=== BRIEF ===
Give every line of the data again, unchanged, but with no pictures.

• • • •

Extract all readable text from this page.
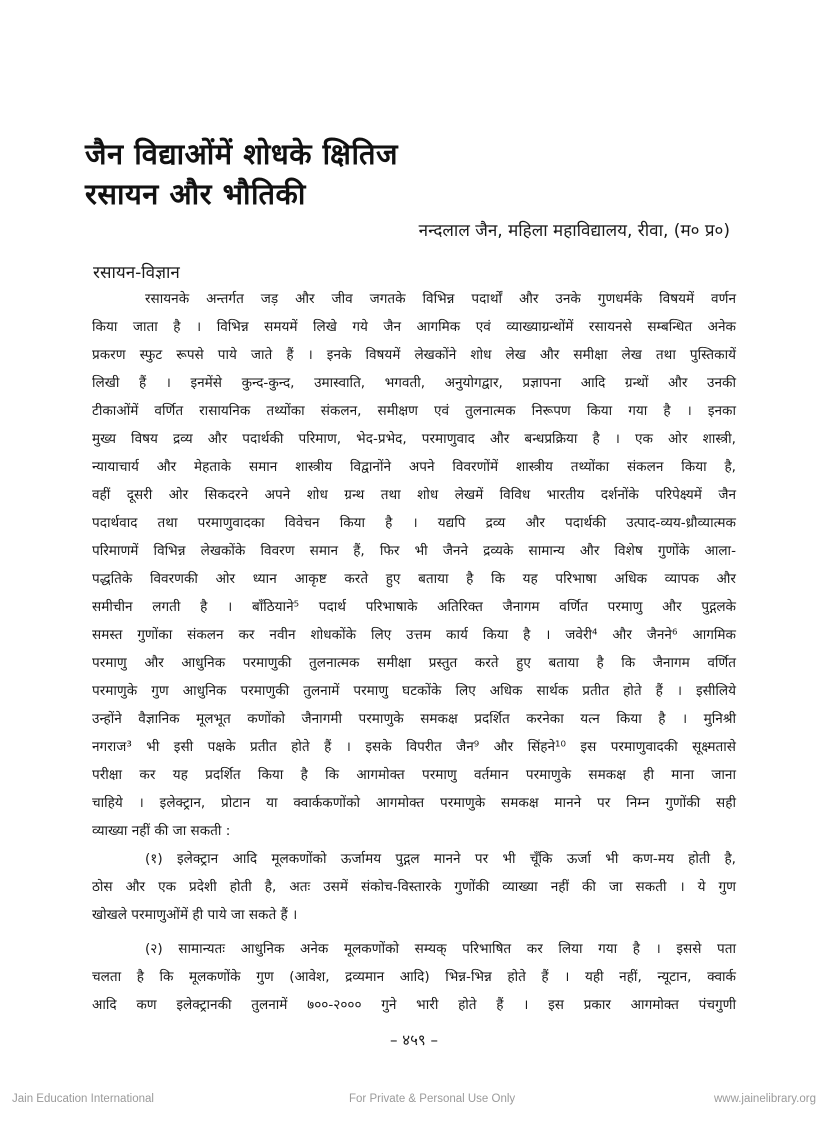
जैन विद्याओंमें शोधके क्षितिज
रसायन और भौतिकी
नन्दलाल जैन, महिला महाविद्यालय, रीवा, (म० प्र०)
रसायन-विज्ञान
रसायनके अन्तर्गत जड़ और जीव जगतके विभिन्न पदार्थों और उनके गुणधर्मके विषयमें वर्णन
किया जाता है । विभिन्न समयमें लिखे गये जैन आगमिक एवं व्याख्याग्रन्थोंमें रसायनसे सम्बन्धित अनेक
प्रकरण स्फुट रूपसे पाये जाते हैं । इनके विषयमें लेखकोंने शोध लेख और समीक्षा लेख तथा पुस्तिकायें
लिखी हैं । इनमेंसे कुन्द-कुन्द, उमास्वाति, भगवती, अनुयोगद्वार, प्रज्ञापना आदि ग्रन्थों और उनकी
टीकाओंमें वर्णित रासायनिक तथ्योंका संकलन, समीक्षण एवं तुलनात्मक निरूपण किया गया है । इनका
मुख्य विषय द्रव्य और पदार्थकी परिमाण, भेद-प्रभेद, परमाणुवाद और बन्धप्रक्रिया है । एक ओर शास्त्री,
न्यायाचार्य और मेहताके समान शास्त्रीय विद्वानोंने अपने विवरणोंमें शास्त्रीय तथ्योंका संकलन किया है,
वहीं दूसरी ओर सिकदरने अपने शोध ग्रन्थ तथा शोध लेखमें विविध भारतीय दर्शनोंके परिपेक्ष्यमें जैन
पदार्थवाद तथा परमाणुवादका विवेचन किया है । यद्यपि द्रव्य और पदार्थकी उत्पाद-व्यय-ध्रौव्यात्मक
परिमाणमें विभिन्न लेखकोंके विवरण समान हैं, फिर भी जैनने द्रव्यके सामान्य और विशेष गुणोंके आला-
पद्धतिके विवरणकी ओर ध्यान आकृष्ट करते हुए बताया है कि यह परिभाषा अधिक व्यापक और
समीचीन लगती है । बाँठियाने⁵ पदार्थ परिभाषाके अतिरिक्त जैनागम वर्णित परमाणु और पुद्गलके
समस्त गुणोंका संकलन कर नवीन शोधकोंके लिए उत्तम कार्य किया है । जवेरी⁴ और जैनने⁶ आगमिक
परमाणु और आधुनिक परमाणुकी तुलनात्मक समीक्षा प्रस्तुत करते हुए बताया है कि जैनागम वर्णित
परमाणुके गुण आधुनिक परमाणुकी तुलनामें परमाणु घटकोंके लिए अधिक सार्थक प्रतीत होते हैं । इसीलिये
उन्होंने वैज्ञानिक मूलभूत कणोंको जैनागमी परमाणुके समकक्ष प्रदर्शित करनेका यत्न किया है । मुनिश्री
नगराज³ भी इसी पक्षके प्रतीत होते हैं । इसके विपरीत जैन⁹ और सिंहने¹⁰ इस परमाणुवादकी सूक्ष्मतासे
परीक्षा कर यह प्रदर्शित किया है कि आगमोक्त परमाणु वर्तमान परमाणुके समकक्ष ही माना जाना
चाहिये । इलेक्ट्रान, प्रोटान या क्वार्ककणोंको आगमोक्त परमाणुके समकक्ष मानने पर निम्न गुणोंकी सही
व्याख्या नहीं की जा सकती :
(१) इलेक्ट्रान आदि मूलकणोंको ऊर्जामय पुद्गल मानने पर भी चूँकि ऊर्जा भी कण-मय होती है,
ठोस और एक प्रदेशी होती है, अतः उसमें संकोच-विस्तारके गुणोंकी व्याख्या नहीं की जा सकती । ये गुण
खोखले परमाणुओंमें ही पाये जा सकते हैं ।
(२) सामान्यतः आधुनिक अनेक मूलकणोंको सम्यक् परिभाषित कर लिया गया है । इससे पता
चलता है कि मूलकणोंके गुण (आवेश, द्रव्यमान आदि) भिन्न-भिन्न होते हैं । यही नहीं, न्यूटान, क्वार्क
आदि कण इलेक्ट्रानकी तुलनामें ७००-२००० गुने भारी होते हैं । इस प्रकार आगमोक्त पंचगुणी
– ४५९ –
Jain Education International	For Private & Personal Use Only	www.jainelibrary.org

• • • •

=== ANSWER FOR THIS EXERCISE ===
Extract all readable text from this page.
जैन विद्याओंमें शोधके क्षितिज
रसायन और भौतिकी
नन्दलाल जैन, महिला महाविद्यालय, रीवा, (म० प्र०)
रसायन-विज्ञान
रसायनके अन्तर्गत जड़ और जीव जगतके विभिन्न पदार्थों और उनके गुणधर्मके विषयमें वर्णन
किया जाता है । विभिन्न समयमें लिखे गये जैन आगमिक एवं व्याख्याग्रन्थोंमें रसायनसे सम्बन्धित अनेक
प्रकरण स्फुट रूपसे पाये जाते हैं । इनके विषयमें लेखकोंने शोध लेख और समीक्षा लेख तथा पुस्तिकायें
लिखी हैं । इनमेंसे कुन्द-कुन्द, उमास्वाति, भगवती, अनुयोगद्वार, प्रज्ञापना आदि ग्रन्थों और उनकी
टीकाओंमें वर्णित रासायनिक तथ्योंका संकलन, समीक्षण एवं तुलनात्मक निरूपण किया गया है । इनका
मुख्य विषय द्रव्य और पदार्थकी परिमाण, भेद-प्रभेद, परमाणुवाद और बन्धप्रक्रिया है । एक ओर शास्त्री,
न्यायाचार्य और मेहताके समान शास्त्रीय विद्वानोंने अपने विवरणोंमें शास्त्रीय तथ्योंका संकलन किया है,
वहीं दूसरी ओर सिकदरने अपने शोध ग्रन्थ तथा शोध लेखमें विविध भारतीय दर्शनोंके परिपेक्ष्यमें जैन
पदार्थवाद तथा परमाणुवादका विवेचन किया है । यद्यपि द्रव्य और पदार्थकी उत्पाद-व्यय-ध्रौव्यात्मक
परिमाणमें विभिन्न लेखकोंके विवरण समान हैं, फिर भी जैनने द्रव्यके सामान्य और विशेष गुणोंके आला-
पद्धतिके विवरणकी ओर ध्यान आकृष्ट करते हुए बताया है कि यह परिभाषा अधिक व्यापक और
समीचीन लगती है । बाँठियाने⁵ पदार्थ परिभाषाके अतिरिक्त जैनागम वर्णित परमाणु और पुद्गलके
समस्त गुणोंका संकलन कर नवीन शोधकोंके लिए उत्तम कार्य किया है । जवेरी⁴ और जैनने⁶ आगमिक
परमाणु और आधुनिक परमाणुकी तुलनात्मक समीक्षा प्रस्तुत करते हुए बताया है कि जैनागम वर्णित
परमाणुके गुण आधुनिक परमाणुकी तुलनामें परमाणु घटकोंके लिए अधिक सार्थक प्रतीत होते हैं । इसीलिये
उन्होंने वैज्ञानिक मूलभूत कणोंको जैनागमी परमाणुके समकक्ष प्रदर्शित करनेका यत्न किया है । मुनिश्री
नगराज³ भी इसी पक्षके प्रतीत होते हैं । इसके विपरीत जैन⁹ और सिंहने¹⁰ इस परमाणुवादकी सूक्ष्मतासे
परीक्षा कर यह प्रदर्शित किया है कि आगमोक्त परमाणु वर्तमान परमाणुके समकक्ष ही माना जाना
चाहिये । इलेक्ट्रान, प्रोटान या क्वार्ककणोंको आगमोक्त परमाणुके समकक्ष मानने पर निम्न गुणोंकी सही
व्याख्या नहीं की जा सकती :
(१) इलेक्ट्रान आदि मूलकणोंको ऊर्जामय पुद्गल मानने पर भी चूँकि ऊर्जा भी कण-मय होती है,
ठोस और एक प्रदेशी होती है, अतः उसमें संकोच-विस्तारके गुणोंकी व्याख्या नहीं की जा सकती । ये गुण
खोखले परमाणुओंमें ही पाये जा सकते हैं ।
(२) सामान्यतः आधुनिक अनेक मूलकणोंको सम्यक् परिभाषित कर लिया गया है । इससे पता
चलता है कि मूलकणोंके गुण (आवेश, द्रव्यमान आदि) भिन्न-भिन्न होते हैं । यही नहीं, न्यूटान, क्वार्क
आदि कण इलेक्ट्रानकी तुलनामें ७००-२००० गुने भारी होते हैं । इस प्रकार आगमोक्त पंचगुणी
– ४५९ –
Jain Education International	For Private & Personal Use Only	www.jainelibrary.org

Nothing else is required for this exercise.